══ Selected extract ══

Given the account number of the account to transfer money to (as a string), the makeTransfer method creates a Transfer object. makeTransfer first checks whether the amount to be transferred does not exceed a certain limit. In this example, the limit is simply hardcoded. makeTransfer then checks whether the number of the account to transfer the money to complies with a checksum (see the sidebar “The 11-Check for Bank Account Numbers” for an explanation of the checksum used). If that is the case, the object that represents this account is retrieved, and a Transfer object is created and returned.

Now assume the bank introduces a new account type, called a savings account. A savings account does not have a transfer limit, but it does have a restriction: money can only be transferred to one particular (fixed) checking account. The idea is that the account owner chooses once to couple a particular checking account with a savings account.

A class is needed to represent this new account type. Suppose the existing class is simply copied, renamed, and adapted. This would be the result:

public class SavingsAccount {
    CheckingAccount registeredCounterAccount;

    public Transfer makeTransfer(String counterAccount, Money amount)
        throws BusinessException {
        // 1. Assuming result is 9-digit bank account number, validate 11-test:
        int sum = 0; 
        for (int i = 0; i < counterAccount.length(); i++) {
            sum = sum + (9 - i) * Character.getNumericValue(
                counterAccount.charAt(i));
        }
        if (sum % 11 == 0) {
            // 2. Look up counter account and make transfer object:
            CheckingAccount acct = Accounts.findAcctByNumber(counterAccount);
            Transfer result = new Transfer(this, acct, amount); 
            // 3. Check whether withdrawal is to registered counter account:
            if (result.getCounterAccount().equals(this.registeredCounterAccount))
            {
                return result;
            } else {
                throw new BusinessException("Counter-account not registered!");
            }
        } else {
            throw new BusinessException("Invalid account number!!");
        }
    }
}

: Start of code clone.
: End of code clone.

Both classes exist in the same codebase. By copying and pasting an existing class, we have introduced some duplicated code in the codebase. There are now two fragments (eight lines of code each) of consecutive lines of code that are exactly the same. These fragments are called code clones or duplicates.

Now suppose a bug is discovered in the implementation of the 11-test (the for loop that iterates over the characters in counterAccount). This bug now needs to be fixed in both duplicates. This is additional work, making maintenance less efficient. Moreover, if the fix is only made in one duplicate but the other is overlooked, the bug is only half fixed.

Important

Resist the temptation of gaining a short-term advantage by copying and pasting code. For every future adjustment to either duplicate, you will need to revisit all duplicates.

Coding is about finding generic solutions for specific problems. Either reuse (by calling) an existing, generic method in your codebase, or make an existing method more generic.

═══
══ Provided data ══

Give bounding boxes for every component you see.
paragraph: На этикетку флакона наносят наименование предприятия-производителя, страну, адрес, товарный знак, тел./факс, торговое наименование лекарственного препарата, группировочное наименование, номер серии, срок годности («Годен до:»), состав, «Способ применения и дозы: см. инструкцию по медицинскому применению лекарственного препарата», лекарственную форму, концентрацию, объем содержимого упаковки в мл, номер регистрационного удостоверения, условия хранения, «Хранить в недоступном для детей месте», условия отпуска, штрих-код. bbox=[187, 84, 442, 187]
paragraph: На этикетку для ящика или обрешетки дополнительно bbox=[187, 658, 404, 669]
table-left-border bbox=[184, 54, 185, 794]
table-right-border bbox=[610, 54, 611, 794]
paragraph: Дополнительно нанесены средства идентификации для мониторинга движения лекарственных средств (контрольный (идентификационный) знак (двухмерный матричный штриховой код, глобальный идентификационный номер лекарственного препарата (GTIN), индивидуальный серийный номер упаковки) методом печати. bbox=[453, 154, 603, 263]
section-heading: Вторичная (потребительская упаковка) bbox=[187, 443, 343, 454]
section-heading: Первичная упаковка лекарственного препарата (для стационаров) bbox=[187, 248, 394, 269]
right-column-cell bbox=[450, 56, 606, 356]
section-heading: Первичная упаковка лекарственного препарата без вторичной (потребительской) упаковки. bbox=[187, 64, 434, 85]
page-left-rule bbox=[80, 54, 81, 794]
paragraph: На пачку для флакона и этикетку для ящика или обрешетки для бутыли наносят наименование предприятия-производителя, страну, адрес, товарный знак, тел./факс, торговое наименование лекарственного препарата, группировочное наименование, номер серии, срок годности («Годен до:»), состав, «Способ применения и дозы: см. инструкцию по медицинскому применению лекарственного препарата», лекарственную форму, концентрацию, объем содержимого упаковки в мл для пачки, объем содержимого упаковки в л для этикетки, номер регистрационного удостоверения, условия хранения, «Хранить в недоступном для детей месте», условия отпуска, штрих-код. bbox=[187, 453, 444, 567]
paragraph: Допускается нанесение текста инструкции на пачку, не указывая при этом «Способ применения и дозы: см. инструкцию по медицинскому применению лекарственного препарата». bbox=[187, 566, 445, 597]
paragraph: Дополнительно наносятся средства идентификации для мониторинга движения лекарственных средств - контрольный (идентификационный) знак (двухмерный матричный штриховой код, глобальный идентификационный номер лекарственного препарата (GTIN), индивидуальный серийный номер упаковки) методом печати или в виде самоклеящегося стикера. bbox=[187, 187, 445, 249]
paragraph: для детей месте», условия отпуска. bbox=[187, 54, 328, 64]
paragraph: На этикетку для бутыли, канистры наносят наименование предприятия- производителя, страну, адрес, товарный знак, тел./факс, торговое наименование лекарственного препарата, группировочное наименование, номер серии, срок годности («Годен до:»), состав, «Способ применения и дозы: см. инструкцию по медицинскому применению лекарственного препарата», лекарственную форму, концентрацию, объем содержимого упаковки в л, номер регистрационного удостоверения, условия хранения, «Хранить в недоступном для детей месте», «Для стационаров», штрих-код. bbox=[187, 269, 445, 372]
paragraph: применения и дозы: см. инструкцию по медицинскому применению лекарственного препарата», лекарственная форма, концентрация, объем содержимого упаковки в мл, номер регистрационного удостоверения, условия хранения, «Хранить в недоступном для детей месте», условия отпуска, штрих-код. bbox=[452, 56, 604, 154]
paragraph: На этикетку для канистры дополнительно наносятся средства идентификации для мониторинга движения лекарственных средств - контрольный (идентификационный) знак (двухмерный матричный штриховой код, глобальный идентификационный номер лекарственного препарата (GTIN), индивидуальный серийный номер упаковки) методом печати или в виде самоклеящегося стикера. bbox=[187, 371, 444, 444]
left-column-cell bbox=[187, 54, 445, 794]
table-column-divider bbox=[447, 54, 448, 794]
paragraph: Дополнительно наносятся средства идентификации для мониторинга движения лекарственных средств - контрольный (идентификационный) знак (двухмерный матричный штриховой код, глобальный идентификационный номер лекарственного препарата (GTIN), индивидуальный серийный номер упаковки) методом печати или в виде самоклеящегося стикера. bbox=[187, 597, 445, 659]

═══

Brief: In the code shown in the passage on duplicated code, what are all of the numbered comments? Quote each one.

Task response:
1. Assuming result is 9-digit bank account number, validate 11-test:
2. Look up counter account and make transfer object:
3. Check whether withdrawal is to registered counter account: